━━━━━ Source data

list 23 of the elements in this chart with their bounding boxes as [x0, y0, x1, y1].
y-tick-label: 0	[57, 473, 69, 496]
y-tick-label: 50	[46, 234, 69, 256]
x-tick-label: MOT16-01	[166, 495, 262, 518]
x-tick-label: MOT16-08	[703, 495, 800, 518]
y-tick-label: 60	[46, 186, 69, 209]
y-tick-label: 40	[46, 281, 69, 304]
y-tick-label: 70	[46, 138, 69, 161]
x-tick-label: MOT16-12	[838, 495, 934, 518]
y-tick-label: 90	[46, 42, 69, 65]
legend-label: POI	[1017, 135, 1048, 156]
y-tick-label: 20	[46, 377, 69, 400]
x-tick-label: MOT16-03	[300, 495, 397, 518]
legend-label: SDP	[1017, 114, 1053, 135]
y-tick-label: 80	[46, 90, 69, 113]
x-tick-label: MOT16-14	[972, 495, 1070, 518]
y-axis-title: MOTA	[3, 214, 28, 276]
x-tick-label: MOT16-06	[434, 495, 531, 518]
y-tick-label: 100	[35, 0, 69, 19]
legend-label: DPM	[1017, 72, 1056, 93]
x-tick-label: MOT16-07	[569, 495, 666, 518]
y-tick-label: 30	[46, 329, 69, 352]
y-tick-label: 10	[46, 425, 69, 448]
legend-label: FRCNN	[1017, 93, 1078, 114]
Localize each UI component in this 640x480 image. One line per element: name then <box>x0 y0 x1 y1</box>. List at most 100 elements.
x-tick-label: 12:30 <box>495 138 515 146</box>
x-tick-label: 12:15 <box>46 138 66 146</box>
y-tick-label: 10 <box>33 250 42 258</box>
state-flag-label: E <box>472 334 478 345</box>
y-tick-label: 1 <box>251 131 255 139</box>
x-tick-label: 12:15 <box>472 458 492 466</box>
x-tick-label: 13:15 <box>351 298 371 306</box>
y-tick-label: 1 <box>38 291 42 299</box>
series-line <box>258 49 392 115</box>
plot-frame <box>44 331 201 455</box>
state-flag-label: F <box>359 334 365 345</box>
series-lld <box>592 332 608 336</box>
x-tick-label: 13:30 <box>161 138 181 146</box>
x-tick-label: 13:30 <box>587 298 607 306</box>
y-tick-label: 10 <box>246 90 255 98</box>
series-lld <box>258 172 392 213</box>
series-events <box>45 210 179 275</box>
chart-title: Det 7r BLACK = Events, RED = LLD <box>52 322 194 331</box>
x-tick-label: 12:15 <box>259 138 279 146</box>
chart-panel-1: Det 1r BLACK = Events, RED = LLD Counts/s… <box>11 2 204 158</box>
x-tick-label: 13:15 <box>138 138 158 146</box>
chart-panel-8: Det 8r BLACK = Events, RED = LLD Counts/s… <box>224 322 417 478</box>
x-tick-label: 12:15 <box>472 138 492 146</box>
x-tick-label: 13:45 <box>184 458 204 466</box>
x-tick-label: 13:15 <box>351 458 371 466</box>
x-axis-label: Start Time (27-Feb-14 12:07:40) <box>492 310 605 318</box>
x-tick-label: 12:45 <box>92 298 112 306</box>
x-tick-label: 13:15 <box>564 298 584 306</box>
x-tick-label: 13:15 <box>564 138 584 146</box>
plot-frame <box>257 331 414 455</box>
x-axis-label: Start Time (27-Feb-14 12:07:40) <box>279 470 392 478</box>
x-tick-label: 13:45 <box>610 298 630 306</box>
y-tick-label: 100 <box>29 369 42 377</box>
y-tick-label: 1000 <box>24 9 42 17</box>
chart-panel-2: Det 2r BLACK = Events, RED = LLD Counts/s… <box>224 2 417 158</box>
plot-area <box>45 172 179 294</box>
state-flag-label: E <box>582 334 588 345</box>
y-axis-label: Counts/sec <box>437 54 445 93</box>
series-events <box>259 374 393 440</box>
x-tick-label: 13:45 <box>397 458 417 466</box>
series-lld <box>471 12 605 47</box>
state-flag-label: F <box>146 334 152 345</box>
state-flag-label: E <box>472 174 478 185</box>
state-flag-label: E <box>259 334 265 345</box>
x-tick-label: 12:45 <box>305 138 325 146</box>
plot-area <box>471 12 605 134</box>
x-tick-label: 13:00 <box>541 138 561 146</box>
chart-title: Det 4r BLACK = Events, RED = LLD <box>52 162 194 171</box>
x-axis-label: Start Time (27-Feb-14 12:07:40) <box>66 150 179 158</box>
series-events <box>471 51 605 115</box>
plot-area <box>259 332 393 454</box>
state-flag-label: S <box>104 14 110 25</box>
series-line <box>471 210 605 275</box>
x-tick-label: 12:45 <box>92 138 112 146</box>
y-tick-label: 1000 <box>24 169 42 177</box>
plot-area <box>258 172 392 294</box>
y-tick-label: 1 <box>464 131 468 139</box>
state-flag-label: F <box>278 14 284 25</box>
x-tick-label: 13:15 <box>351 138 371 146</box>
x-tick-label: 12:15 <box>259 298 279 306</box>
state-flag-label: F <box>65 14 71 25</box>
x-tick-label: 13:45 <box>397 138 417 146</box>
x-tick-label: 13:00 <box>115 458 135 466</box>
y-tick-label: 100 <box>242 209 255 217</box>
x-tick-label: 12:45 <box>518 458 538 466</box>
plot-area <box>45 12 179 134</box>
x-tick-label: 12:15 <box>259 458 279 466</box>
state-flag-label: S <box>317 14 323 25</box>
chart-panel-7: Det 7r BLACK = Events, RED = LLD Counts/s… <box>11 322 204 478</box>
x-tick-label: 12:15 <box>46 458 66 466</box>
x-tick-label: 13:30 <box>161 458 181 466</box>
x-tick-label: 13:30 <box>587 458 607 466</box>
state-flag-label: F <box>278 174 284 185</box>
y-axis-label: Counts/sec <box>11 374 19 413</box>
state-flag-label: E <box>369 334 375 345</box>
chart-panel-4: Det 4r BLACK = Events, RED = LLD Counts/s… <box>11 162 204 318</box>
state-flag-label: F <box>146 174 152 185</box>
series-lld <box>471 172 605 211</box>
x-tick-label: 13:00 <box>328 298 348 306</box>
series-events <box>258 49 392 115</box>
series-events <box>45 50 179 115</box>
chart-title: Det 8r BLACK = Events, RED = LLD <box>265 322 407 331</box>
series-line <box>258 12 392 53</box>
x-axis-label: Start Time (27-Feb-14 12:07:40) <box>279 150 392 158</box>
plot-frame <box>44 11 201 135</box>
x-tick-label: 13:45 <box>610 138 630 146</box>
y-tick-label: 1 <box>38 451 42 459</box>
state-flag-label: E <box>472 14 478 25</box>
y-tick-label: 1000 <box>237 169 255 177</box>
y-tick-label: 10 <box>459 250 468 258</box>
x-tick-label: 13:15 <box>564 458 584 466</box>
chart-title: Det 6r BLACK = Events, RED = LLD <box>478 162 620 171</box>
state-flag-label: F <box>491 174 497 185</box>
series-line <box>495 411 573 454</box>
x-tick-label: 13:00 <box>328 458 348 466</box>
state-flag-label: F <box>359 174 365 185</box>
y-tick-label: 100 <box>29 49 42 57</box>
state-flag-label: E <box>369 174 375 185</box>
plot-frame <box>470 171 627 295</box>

━━━━━━━━━━

- Exercise goal
Find every line in the data above that contains the word "this", and copy each one.

- The output
list 23 of the elements in this chart with their bounding boxes as [x0, y0, x1, y1].
Localize each UI component in this 640x480 image. One line per element: name then <box>x0 y0 x1 y1</box>. List at most 100 elements.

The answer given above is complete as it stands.